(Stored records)
================

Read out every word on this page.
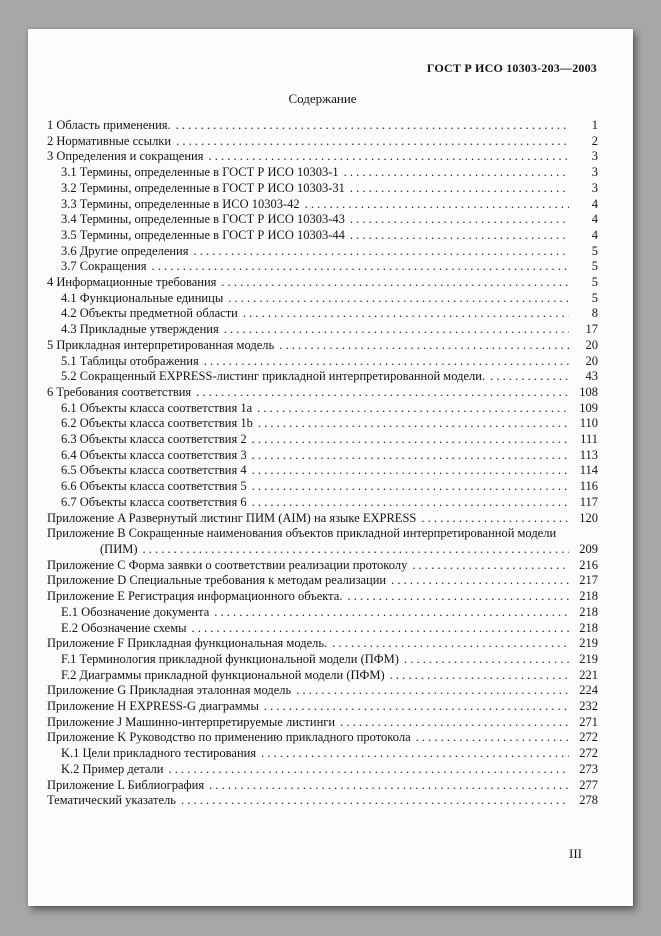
ГОСТ Р ИСО 10303-203—2003
Содержание
1 Область применения. . . .	1
2 Нормативные ссылки . . .	2
3 Определения и сокращения . . .	3
3.1 Термины, определенные в ГОСТ Р ИСО 10303-1 . . .	3
3.2 Термины, определенные в ГОСТ Р ИСО 10303-31 . . .	3
3.3 Термины, определенные в ИСО 10303-42 . . .	4
3.4 Термины, определенные в ГОСТ Р ИСО 10303-43 . . .	4
3.5 Термины, определенные в ГОСТ Р ИСО 10303-44 . . .	4
3.6 Другие определения . . .	5
3.7 Сокращения . . .	5
4 Информационные требования . . .	5
4.1 Функциональные единицы . . .	5
4.2 Объекты предметной области . . .	8
4.3 Прикладные утверждения . . .	17
5 Прикладная интерпретированная модель . . .	20
5.1 Таблицы отображения . . .	20
5.2 Сокращенный EXPRESS-листинг прикладной интерпретированной модели. . . .	43
6 Требования соответствия . . .	108
6.1 Объекты класса соответствия 1a . . .	109
6.2 Объекты класса соответствия 1b . . .	110
6.3 Объекты класса соответствия 2 . . .	111
6.4 Объекты класса соответствия 3 . . .	113
6.5 Объекты класса соответствия 4 . . .	114
6.6 Объекты класса соответствия 5 . . .	116
6.7 Объекты класса соответствия 6 . . .	117
Приложение A Развернутый листинг ПИМ (AIM) на языке EXPRESS . . .	120
Приложение B Сокращенные наименования объектов прикладной интерпретированной модели
(ПИМ) . . .	209
Приложение C Форма заявки о соответствии реализации протоколу . . .	216
Приложение D Специальные требования к методам реализации . . .	217
Приложение E Регистрация информационного объекта. . . .	218
E.1 Обозначение документа . . .	218
E.2 Обозначение схемы . . .	218
Приложение F Прикладная функциональная модель. . . .	219
F.1 Терминология прикладной функциональной модели (ПФМ) . . .	219
F.2 Диаграммы прикладной функциональной модели (ПФМ) . . .	221
Приложение G Прикладная эталонная модель . . .	224
Приложение H EXPRESS-G диаграммы . . .	232
Приложение J Машинно-интерпретируемые листинги . . .	271
Приложение K Руководство по применению прикладного протокола . . .	272
K.1 Цели прикладного тестирования . . .	272
K.2 Пример детали . . .	273
Приложение L Библиография . . .	277
Тематический указатель . . .	278
III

================

Written request: Identify and copy all lines with the word "модели".

Task solution:
5.2 Сокращенный EXPRESS-листинг прикладной интерпретированной модели. . . .	43
Приложение B Сокращенные наименования объектов прикладной интерпретированной модели
F.1 Терминология прикладной функциональной модели (ПФМ) . . .	219
F.2 Диаграммы прикладной функциональной модели (ПФМ) . . .	221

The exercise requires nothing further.